- _The task_: If a line in the data holds the string "基因的选择性表达", list it.

◆ ◆ ◆ ◆

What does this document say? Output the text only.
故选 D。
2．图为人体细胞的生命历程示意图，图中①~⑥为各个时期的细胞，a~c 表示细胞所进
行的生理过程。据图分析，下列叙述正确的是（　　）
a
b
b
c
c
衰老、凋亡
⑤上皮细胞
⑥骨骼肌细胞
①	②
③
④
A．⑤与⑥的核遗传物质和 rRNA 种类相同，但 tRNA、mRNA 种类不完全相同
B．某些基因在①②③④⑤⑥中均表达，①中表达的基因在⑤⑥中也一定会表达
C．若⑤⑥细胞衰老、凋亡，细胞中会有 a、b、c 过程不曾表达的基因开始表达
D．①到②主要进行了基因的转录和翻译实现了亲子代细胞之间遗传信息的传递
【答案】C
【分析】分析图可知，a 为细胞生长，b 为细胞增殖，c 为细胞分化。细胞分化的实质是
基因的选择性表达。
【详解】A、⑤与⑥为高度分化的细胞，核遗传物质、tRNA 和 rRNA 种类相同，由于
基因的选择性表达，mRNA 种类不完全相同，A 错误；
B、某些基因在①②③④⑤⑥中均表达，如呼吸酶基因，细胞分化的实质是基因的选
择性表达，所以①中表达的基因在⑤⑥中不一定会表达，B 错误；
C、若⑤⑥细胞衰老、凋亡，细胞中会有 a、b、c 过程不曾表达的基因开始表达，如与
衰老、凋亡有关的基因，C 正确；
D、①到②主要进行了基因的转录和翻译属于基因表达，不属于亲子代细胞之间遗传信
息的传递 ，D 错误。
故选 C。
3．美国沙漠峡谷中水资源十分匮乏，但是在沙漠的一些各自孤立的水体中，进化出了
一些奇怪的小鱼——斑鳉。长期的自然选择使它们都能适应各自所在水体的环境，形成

◆ ◆ ◆ ◆

- _Exercise solution_:
基因的选择性表达。
基因的选择性表达，mRNA 种类不完全相同，A 错误；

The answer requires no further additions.